[Dataset entries]

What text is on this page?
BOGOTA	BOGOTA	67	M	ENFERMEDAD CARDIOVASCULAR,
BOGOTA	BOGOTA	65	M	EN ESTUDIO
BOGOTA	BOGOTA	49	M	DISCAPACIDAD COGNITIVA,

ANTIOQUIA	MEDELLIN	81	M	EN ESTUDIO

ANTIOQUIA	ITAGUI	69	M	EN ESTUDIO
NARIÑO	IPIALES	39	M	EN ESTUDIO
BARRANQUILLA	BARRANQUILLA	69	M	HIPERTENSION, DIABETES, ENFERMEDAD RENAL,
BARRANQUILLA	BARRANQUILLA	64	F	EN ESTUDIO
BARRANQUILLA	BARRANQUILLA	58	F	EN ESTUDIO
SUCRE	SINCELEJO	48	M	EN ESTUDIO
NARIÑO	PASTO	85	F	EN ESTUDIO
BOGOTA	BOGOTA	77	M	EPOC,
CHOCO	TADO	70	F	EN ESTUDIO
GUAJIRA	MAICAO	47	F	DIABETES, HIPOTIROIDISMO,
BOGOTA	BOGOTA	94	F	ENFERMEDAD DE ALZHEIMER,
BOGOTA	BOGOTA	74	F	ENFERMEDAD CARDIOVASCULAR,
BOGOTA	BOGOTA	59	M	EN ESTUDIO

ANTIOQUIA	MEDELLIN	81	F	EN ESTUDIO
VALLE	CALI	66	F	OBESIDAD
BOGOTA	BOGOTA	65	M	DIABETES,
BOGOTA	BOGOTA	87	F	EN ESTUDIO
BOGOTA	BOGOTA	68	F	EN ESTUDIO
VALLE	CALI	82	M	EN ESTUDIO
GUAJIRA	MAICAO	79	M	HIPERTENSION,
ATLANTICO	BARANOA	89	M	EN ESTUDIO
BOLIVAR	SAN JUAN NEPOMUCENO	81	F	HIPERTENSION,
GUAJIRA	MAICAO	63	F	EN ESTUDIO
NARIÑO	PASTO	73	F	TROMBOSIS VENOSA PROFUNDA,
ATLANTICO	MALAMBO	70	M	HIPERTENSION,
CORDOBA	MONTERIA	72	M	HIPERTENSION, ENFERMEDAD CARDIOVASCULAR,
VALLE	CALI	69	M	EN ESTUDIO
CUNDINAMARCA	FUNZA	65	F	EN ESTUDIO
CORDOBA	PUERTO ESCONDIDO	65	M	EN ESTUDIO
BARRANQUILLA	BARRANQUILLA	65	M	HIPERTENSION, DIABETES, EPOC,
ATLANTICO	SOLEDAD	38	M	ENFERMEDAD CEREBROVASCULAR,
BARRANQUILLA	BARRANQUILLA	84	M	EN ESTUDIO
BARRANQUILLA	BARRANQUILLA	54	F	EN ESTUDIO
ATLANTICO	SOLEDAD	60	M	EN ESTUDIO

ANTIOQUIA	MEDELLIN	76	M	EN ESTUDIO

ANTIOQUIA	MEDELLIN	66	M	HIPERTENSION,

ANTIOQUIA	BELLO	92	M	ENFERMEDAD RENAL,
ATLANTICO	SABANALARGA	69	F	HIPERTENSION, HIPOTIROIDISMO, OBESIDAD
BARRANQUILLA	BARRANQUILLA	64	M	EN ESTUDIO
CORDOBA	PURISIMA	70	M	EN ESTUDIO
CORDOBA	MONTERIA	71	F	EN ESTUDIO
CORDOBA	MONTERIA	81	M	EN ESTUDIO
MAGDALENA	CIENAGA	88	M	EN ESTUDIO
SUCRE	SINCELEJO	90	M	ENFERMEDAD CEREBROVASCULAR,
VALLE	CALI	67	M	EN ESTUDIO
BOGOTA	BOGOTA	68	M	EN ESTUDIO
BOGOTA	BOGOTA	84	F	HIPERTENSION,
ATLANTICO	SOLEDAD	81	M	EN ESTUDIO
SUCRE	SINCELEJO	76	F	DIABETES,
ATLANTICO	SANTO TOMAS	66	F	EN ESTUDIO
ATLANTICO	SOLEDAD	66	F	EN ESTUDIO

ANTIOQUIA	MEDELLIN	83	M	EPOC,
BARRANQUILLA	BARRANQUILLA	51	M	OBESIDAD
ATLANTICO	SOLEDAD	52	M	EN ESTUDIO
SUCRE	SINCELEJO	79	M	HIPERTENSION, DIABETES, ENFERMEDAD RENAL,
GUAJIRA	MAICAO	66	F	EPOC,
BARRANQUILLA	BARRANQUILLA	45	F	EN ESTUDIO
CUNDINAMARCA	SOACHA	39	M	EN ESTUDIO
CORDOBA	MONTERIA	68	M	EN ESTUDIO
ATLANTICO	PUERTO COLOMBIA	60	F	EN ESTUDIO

■ What is needed ■
Restate all of the entries exactly, please.

■ The completed task ■
What text is on this page?
BOGOTA	BOGOTA	67	M	ENFERMEDAD CARDIOVASCULAR,
BOGOTA	BOGOTA	65	M	EN ESTUDIO
BOGOTA	BOGOTA	49	M	DISCAPACIDAD COGNITIVA,

ANTIOQUIA	MEDELLIN	81	M	EN ESTUDIO

ANTIOQUIA	ITAGUI	69	M	EN ESTUDIO
NARIÑO	IPIALES	39	M	EN ESTUDIO
BARRANQUILLA	BARRANQUILLA	69	M	HIPERTENSION, DIABETES, ENFERMEDAD RENAL,
BARRANQUILLA	BARRANQUILLA	64	F	EN ESTUDIO
BARRANQUILLA	BARRANQUILLA	58	F	EN ESTUDIO
SUCRE	SINCELEJO	48	M	EN ESTUDIO
NARIÑO	PASTO	85	F	EN ESTUDIO
BOGOTA	BOGOTA	77	M	EPOC,
CHOCO	TADO	70	F	EN ESTUDIO
GUAJIRA	MAICAO	47	F	DIABETES, HIPOTIROIDISMO,
BOGOTA	BOGOTA	94	F	ENFERMEDAD DE ALZHEIMER,
BOGOTA	BOGOTA	74	F	ENFERMEDAD CARDIOVASCULAR,
BOGOTA	BOGOTA	59	M	EN ESTUDIO

ANTIOQUIA	MEDELLIN	81	F	EN ESTUDIO
VALLE	CALI	66	F	OBESIDAD
BOGOTA	BOGOTA	65	M	DIABETES,
BOGOTA	BOGOTA	87	F	EN ESTUDIO
BOGOTA	BOGOTA	68	F	EN ESTUDIO
VALLE	CALI	82	M	EN ESTUDIO
GUAJIRA	MAICAO	79	M	HIPERTENSION,
ATLANTICO	BARANOA	89	M	EN ESTUDIO
BOLIVAR	SAN JUAN NEPOMUCENO	81	F	HIPERTENSION,
GUAJIRA	MAICAO	63	F	EN ESTUDIO
NARIÑO	PASTO	73	F	TROMBOSIS VENOSA PROFUNDA,
ATLANTICO	MALAMBO	70	M	HIPERTENSION,
CORDOBA	MONTERIA	72	M	HIPERTENSION, ENFERMEDAD CARDIOVASCULAR,
VALLE	CALI	69	M	EN ESTUDIO
CUNDINAMARCA	FUNZA	65	F	EN ESTUDIO
CORDOBA	PUERTO ESCONDIDO	65	M	EN ESTUDIO
BARRANQUILLA	BARRANQUILLA	65	M	HIPERTENSION, DIABETES, EPOC,
ATLANTICO	SOLEDAD	38	M	ENFERMEDAD CEREBROVASCULAR,
BARRANQUILLA	BARRANQUILLA	84	M	EN ESTUDIO
BARRANQUILLA	BARRANQUILLA	54	F	EN ESTUDIO
ATLANTICO	SOLEDAD	60	M	EN ESTUDIO

ANTIOQUIA	MEDELLIN	76	M	EN ESTUDIO

ANTIOQUIA	MEDELLIN	66	M	HIPERTENSION,

ANTIOQUIA	BELLO	92	M	ENFERMEDAD RENAL,
ATLANTICO	SABANALARGA	69	F	HIPERTENSION, HIPOTIROIDISMO, OBESIDAD
BARRANQUILLA	BARRANQUILLA	64	M	EN ESTUDIO
CORDOBA	PURISIMA	70	M	EN ESTUDIO
CORDOBA	MONTERIA	71	F	EN ESTUDIO
CORDOBA	MONTERIA	81	M	EN ESTUDIO
MAGDALENA	CIENAGA	88	M	EN ESTUDIO
SUCRE	SINCELEJO	90	M	ENFERMEDAD CEREBROVASCULAR,
VALLE	CALI	67	M	EN ESTUDIO
BOGOTA	BOGOTA	68	M	EN ESTUDIO
BOGOTA	BOGOTA	84	F	HIPERTENSION,
ATLANTICO	SOLEDAD	81	M	EN ESTUDIO
SUCRE	SINCELEJO	76	F	DIABETES,
ATLANTICO	SANTO TOMAS	66	F	EN ESTUDIO
ATLANTICO	SOLEDAD	66	F	EN ESTUDIO

ANTIOQUIA	MEDELLIN	83	M	EPOC,
BARRANQUILLA	BARRANQUILLA	51	M	OBESIDAD
ATLANTICO	SOLEDAD	52	M	EN ESTUDIO
SUCRE	SINCELEJO	79	M	HIPERTENSION, DIABETES, ENFERMEDAD RENAL,
GUAJIRA	MAICAO	66	F	EPOC,
BARRANQUILLA	BARRANQUILLA	45	F	EN ESTUDIO
CUNDINAMARCA	SOACHA	39	M	EN ESTUDIO
CORDOBA	MONTERIA	68	M	EN ESTUDIO
ATLANTICO	PUERTO COLOMBIA	60	F	EN ESTUDIO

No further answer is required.